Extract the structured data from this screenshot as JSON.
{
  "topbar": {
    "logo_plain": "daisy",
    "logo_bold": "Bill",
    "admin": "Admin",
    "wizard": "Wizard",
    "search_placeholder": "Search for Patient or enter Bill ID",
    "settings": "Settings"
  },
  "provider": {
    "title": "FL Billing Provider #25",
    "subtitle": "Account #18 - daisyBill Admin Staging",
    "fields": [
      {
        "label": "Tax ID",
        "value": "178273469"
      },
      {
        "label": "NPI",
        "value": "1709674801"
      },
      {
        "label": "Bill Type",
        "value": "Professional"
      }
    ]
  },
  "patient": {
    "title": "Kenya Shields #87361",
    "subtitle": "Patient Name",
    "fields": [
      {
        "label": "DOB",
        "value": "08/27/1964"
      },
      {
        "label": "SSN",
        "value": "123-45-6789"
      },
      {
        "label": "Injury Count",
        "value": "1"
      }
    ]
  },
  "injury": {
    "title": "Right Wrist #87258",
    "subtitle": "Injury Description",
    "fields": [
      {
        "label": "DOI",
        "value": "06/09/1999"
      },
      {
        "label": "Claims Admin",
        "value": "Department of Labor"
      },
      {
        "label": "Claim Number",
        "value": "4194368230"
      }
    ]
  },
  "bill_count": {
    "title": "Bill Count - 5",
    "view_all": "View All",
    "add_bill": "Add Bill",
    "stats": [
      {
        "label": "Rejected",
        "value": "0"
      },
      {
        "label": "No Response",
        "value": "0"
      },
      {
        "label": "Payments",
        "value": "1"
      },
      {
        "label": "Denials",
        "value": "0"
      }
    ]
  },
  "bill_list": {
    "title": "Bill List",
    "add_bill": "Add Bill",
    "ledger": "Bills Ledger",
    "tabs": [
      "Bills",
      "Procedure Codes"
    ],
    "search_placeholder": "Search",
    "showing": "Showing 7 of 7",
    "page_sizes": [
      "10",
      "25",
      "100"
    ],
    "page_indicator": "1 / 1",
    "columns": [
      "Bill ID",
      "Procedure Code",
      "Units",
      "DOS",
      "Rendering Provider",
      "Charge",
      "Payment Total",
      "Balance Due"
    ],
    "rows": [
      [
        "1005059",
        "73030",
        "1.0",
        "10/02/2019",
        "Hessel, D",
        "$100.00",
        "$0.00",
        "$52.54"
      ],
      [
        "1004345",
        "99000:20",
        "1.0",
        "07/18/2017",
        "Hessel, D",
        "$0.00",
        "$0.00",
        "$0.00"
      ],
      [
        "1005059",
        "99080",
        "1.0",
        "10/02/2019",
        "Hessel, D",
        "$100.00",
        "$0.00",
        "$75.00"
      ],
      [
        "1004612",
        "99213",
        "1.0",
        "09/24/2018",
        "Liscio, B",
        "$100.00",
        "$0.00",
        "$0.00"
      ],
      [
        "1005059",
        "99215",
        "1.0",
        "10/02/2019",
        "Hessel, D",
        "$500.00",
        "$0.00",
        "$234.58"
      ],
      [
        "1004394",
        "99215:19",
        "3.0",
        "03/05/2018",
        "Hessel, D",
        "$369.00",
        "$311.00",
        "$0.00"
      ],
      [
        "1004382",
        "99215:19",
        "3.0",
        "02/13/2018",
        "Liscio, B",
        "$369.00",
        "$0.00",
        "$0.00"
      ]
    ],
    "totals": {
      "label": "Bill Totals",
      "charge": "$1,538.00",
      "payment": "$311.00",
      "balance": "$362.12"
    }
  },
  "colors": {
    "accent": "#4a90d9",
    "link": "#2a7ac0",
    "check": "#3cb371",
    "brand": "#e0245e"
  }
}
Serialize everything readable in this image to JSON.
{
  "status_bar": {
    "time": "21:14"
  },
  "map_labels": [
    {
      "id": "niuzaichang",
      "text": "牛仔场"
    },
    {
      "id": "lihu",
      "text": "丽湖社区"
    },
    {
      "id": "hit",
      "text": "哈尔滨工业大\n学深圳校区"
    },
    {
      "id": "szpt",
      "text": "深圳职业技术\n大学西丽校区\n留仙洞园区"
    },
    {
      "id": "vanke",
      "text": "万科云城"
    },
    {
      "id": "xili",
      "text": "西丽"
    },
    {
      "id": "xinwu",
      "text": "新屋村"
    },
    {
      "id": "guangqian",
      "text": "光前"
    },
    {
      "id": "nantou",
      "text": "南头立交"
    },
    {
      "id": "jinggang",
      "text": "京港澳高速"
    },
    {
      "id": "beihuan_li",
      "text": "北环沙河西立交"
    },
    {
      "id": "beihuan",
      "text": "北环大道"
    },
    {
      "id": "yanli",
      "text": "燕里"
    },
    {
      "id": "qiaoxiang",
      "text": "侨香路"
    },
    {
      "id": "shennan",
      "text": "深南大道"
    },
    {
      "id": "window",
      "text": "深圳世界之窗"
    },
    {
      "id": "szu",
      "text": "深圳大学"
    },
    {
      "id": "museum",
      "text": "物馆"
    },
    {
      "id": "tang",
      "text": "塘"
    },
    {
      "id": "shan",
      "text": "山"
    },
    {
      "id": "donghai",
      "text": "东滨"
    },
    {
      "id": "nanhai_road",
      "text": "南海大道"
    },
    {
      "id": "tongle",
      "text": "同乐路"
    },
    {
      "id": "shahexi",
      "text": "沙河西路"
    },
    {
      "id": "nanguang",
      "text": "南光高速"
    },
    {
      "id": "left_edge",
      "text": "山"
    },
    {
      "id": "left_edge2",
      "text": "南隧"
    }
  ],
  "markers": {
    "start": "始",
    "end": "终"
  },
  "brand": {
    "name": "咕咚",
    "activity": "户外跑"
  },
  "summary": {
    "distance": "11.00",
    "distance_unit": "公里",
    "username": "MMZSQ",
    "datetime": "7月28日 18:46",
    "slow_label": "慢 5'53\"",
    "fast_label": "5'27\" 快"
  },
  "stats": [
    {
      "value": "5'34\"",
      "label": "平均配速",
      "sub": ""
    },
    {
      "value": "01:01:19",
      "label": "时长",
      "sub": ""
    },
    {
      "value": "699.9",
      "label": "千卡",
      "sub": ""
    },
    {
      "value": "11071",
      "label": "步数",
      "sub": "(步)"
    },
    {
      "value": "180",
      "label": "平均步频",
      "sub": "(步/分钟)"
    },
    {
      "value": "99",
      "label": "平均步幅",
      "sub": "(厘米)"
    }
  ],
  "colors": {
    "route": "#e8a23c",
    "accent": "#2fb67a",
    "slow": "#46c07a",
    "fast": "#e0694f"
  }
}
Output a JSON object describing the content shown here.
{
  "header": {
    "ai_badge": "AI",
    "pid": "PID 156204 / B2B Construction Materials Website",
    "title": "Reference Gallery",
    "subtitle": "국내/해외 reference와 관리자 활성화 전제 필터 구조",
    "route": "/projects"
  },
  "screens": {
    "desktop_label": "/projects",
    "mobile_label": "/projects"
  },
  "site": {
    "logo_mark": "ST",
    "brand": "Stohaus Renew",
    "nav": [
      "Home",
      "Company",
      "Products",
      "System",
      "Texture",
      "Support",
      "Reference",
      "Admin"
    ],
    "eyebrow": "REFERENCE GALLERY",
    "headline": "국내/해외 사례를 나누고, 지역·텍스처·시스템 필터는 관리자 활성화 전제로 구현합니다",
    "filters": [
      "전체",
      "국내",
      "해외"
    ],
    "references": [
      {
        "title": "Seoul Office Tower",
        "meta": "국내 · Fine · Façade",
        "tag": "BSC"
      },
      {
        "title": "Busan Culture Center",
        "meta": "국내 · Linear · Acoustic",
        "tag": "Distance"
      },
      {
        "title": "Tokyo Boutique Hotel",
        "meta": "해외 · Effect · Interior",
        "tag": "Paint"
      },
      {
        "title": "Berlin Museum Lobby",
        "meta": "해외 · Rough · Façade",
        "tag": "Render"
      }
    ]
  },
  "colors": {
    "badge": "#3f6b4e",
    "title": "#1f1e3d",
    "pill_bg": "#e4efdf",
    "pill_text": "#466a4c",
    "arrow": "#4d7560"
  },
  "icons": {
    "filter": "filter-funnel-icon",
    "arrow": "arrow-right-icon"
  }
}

## GIVEN PROBLEM
How many lines of the data hold the string "projects"? Reply with the number alone.

## THE REPLY
3